Task to complete: Exclude the pictures; give every entry again exactly as written.
* BEGIN *
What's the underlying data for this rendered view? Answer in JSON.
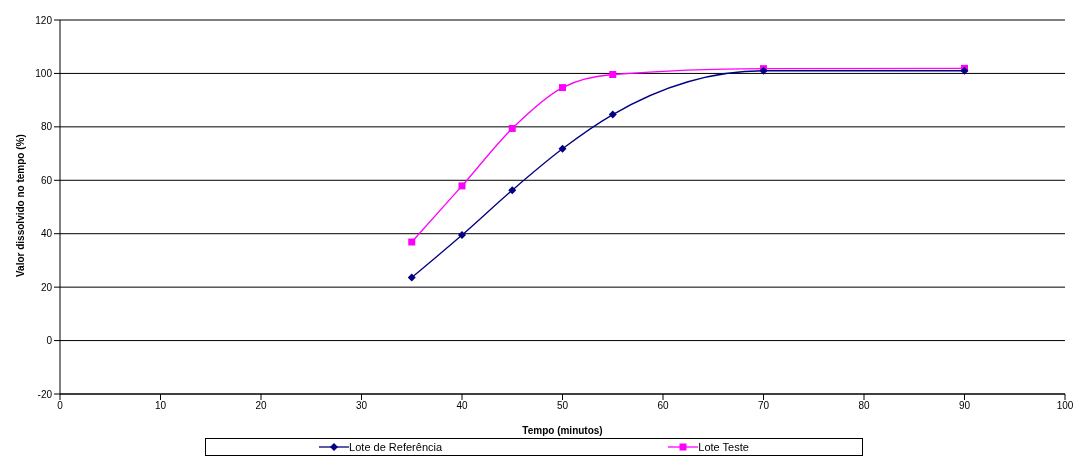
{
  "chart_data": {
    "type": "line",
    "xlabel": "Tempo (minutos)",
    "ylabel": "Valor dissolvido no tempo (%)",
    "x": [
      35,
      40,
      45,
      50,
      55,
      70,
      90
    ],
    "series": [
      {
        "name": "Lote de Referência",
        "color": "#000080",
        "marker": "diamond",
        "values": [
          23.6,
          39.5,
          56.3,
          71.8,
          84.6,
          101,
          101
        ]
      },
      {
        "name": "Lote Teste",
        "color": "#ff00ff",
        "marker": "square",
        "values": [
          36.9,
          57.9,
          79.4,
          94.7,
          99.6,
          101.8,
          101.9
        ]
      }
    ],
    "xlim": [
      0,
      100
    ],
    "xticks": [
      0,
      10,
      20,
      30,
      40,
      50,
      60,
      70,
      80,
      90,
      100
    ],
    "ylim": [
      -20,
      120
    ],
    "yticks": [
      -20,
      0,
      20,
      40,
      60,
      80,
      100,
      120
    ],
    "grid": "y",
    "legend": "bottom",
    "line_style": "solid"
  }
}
* END *
Exercise solution:
What's the underlying data for this rendered view? Answer in JSON.
{
  "chart_data": {
    "type": "line",
    "xlabel": "Tempo (minutos)",
    "ylabel": "Valor dissolvido no tempo (%)",
    "x": [
      35,
      40,
      45,
      50,
      55,
      70,
      90
    ],
    "series": [
      {
        "name": "Lote de Referência",
        "color": "#000080",
        "marker": "diamond",
        "values": [
          23.6,
          39.5,
          56.3,
          71.8,
          84.6,
          101,
          101
        ]
      },
      {
        "name": "Lote Teste",
        "color": "#ff00ff",
        "marker": "square",
        "values": [
          36.9,
          57.9,
          79.4,
          94.7,
          99.6,
          101.8,
          101.9
        ]
      }
    ],
    "xlim": [
      0,
      100
    ],
    "xticks": [
      0,
      10,
      20,
      30,
      40,
      50,
      60,
      70,
      80,
      90,
      100
    ],
    "ylim": [
      -20,
      120
    ],
    "yticks": [
      -20,
      0,
      20,
      40,
      60,
      80,
      100,
      120
    ],
    "grid": "y",
    "legend": "bottom",
    "line_style": "solid"
  }
}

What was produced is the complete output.